THE REQUEST:
Go through the data below. List every line that holds the word "деятельности".

[start]

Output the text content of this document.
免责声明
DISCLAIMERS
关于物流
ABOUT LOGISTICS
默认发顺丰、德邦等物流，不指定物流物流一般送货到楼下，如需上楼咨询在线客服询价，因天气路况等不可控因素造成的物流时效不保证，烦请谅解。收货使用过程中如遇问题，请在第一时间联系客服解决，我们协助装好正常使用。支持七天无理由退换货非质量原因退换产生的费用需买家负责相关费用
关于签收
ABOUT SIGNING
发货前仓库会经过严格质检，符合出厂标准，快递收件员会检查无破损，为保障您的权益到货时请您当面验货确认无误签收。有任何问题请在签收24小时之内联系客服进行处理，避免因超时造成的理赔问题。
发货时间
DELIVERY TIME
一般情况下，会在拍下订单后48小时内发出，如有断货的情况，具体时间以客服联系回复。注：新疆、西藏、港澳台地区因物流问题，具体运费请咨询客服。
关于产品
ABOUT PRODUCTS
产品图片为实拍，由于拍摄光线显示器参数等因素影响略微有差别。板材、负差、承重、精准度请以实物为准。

[end]
[start]

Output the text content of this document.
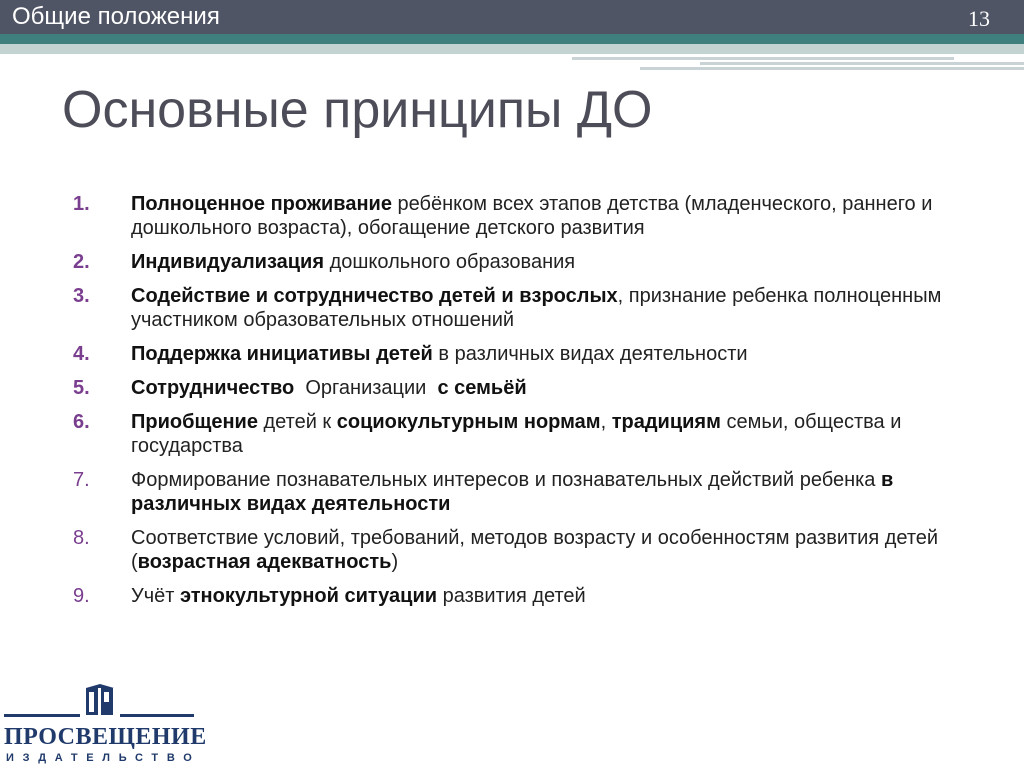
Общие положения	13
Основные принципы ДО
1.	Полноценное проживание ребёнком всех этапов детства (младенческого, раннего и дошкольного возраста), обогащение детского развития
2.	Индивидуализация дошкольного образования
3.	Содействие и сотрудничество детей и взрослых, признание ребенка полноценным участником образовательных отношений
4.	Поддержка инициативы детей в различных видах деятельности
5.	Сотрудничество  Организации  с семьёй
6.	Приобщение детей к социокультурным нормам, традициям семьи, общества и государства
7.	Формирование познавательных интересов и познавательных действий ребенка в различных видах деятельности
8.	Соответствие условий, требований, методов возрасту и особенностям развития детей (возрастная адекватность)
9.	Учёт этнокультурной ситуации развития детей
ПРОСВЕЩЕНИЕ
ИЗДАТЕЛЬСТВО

[end]

FINAL RESULT:
4.	Поддержка инициативы детей в различных видах деятельности
7.	Формирование познавательных интересов и познавательных действий ребенка в различных видах деятельности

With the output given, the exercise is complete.